Given task: Write out the whole listing word for word.
....
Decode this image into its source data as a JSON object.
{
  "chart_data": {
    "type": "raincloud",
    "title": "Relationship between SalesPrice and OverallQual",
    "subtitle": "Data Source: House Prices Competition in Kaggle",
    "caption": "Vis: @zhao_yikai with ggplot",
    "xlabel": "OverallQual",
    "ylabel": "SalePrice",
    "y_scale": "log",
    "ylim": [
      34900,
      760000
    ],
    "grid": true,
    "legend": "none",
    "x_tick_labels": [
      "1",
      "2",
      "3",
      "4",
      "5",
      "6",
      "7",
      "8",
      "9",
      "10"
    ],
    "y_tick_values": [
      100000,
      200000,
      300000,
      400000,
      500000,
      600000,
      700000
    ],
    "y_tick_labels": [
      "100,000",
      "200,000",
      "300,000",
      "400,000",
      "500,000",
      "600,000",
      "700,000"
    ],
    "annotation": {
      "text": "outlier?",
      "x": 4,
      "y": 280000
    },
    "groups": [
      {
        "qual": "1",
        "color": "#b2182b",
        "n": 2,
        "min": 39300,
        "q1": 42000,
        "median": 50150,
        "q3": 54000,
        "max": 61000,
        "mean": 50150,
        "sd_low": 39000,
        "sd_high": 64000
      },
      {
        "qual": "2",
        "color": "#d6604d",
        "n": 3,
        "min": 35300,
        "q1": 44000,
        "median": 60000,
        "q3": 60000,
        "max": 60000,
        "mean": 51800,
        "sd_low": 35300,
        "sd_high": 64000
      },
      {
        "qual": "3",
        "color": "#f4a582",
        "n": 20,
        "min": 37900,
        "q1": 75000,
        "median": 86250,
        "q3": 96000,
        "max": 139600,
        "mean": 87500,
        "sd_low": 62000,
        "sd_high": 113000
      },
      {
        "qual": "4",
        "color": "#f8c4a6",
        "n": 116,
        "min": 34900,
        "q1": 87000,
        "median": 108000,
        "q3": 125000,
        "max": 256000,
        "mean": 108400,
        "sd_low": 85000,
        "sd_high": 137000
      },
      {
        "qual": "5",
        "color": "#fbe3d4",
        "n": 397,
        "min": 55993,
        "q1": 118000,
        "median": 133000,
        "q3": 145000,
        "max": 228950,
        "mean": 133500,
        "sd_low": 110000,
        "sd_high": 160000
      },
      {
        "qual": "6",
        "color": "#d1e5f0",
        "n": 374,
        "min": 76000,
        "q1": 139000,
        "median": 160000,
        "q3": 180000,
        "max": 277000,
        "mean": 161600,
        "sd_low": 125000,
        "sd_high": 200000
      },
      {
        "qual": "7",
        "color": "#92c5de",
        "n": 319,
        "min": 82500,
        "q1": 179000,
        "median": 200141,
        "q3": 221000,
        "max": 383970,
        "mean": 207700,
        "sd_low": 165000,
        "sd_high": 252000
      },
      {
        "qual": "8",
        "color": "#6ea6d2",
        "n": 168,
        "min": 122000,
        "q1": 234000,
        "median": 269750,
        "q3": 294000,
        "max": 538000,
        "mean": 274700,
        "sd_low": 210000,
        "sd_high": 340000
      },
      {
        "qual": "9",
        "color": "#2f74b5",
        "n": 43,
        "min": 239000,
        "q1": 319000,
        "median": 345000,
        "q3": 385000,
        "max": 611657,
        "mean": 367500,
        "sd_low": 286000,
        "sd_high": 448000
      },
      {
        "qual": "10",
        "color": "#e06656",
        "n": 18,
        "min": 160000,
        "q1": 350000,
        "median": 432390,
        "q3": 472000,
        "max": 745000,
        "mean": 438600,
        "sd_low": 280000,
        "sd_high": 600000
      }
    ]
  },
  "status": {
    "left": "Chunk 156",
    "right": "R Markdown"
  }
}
....
Finished answer:
Decode this image into its source data as a JSON object.
{
  "chart_data": {
    "type": "raincloud",
    "title": "Relationship between SalesPrice and OverallQual",
    "subtitle": "Data Source: House Prices Competition in Kaggle",
    "caption": "Vis: @zhao_yikai with ggplot",
    "xlabel": "OverallQual",
    "ylabel": "SalePrice",
    "y_scale": "log",
    "ylim": [
      34900,
      760000
    ],
    "grid": true,
    "legend": "none",
    "x_tick_labels": [
      "1",
      "2",
      "3",
      "4",
      "5",
      "6",
      "7",
      "8",
      "9",
      "10"
    ],
    "y_tick_values": [
      100000,
      200000,
      300000,
      400000,
      500000,
      600000,
      700000
    ],
    "y_tick_labels": [
      "100,000",
      "200,000",
      "300,000",
      "400,000",
      "500,000",
      "600,000",
      "700,000"
    ],
    "annotation": {
      "text": "outlier?",
      "x": 4,
      "y": 280000
    },
    "groups": [
      {
        "qual": "1",
        "color": "#b2182b",
        "n": 2,
        "min": 39300,
        "q1": 42000,
        "median": 50150,
        "q3": 54000,
        "max": 61000,
        "mean": 50150,
        "sd_low": 39000,
        "sd_high": 64000
      },
      {
        "qual": "2",
        "color": "#d6604d",
        "n": 3,
        "min": 35300,
        "q1": 44000,
        "median": 60000,
        "q3": 60000,
        "max": 60000,
        "mean": 51800,
        "sd_low": 35300,
        "sd_high": 64000
      },
      {
        "qual": "3",
        "color": "#f4a582",
        "n": 20,
        "min": 37900,
        "q1": 75000,
        "median": 86250,
        "q3": 96000,
        "max": 139600,
        "mean": 87500,
        "sd_low": 62000,
        "sd_high": 113000
      },
      {
        "qual": "4",
        "color": "#f8c4a6",
        "n": 116,
        "min": 34900,
        "q1": 87000,
        "median": 108000,
        "q3": 125000,
        "max": 256000,
        "mean": 108400,
        "sd_low": 85000,
        "sd_high": 137000
      },
      {
        "qual": "5",
        "color": "#fbe3d4",
        "n": 397,
        "min": 55993,
        "q1": 118000,
        "median": 133000,
        "q3": 145000,
        "max": 228950,
        "mean": 133500,
        "sd_low": 110000,
        "sd_high": 160000
      },
      {
        "qual": "6",
        "color": "#d1e5f0",
        "n": 374,
        "min": 76000,
        "q1": 139000,
        "median": 160000,
        "q3": 180000,
        "max": 277000,
        "mean": 161600,
        "sd_low": 125000,
        "sd_high": 200000
      },
      {
        "qual": "7",
        "color": "#92c5de",
        "n": 319,
        "min": 82500,
        "q1": 179000,
        "median": 200141,
        "q3": 221000,
        "max": 383970,
        "mean": 207700,
        "sd_low": 165000,
        "sd_high": 252000
      },
      {
        "qual": "8",
        "color": "#6ea6d2",
        "n": 168,
        "min": 122000,
        "q1": 234000,
        "median": 269750,
        "q3": 294000,
        "max": 538000,
        "mean": 274700,
        "sd_low": 210000,
        "sd_high": 340000
      },
      {
        "qual": "9",
        "color": "#2f74b5",
        "n": 43,
        "min": 239000,
        "q1": 319000,
        "median": 345000,
        "q3": 385000,
        "max": 611657,
        "mean": 367500,
        "sd_low": 286000,
        "sd_high": 448000
      },
      {
        "qual": "10",
        "color": "#e06656",
        "n": 18,
        "min": 160000,
        "q1": 350000,
        "median": 432390,
        "q3": 472000,
        "max": 745000,
        "mean": 438600,
        "sd_low": 280000,
        "sd_high": 600000
      }
    ]
  },
  "status": {
    "left": "Chunk 156",
    "right": "R Markdown"
  }
}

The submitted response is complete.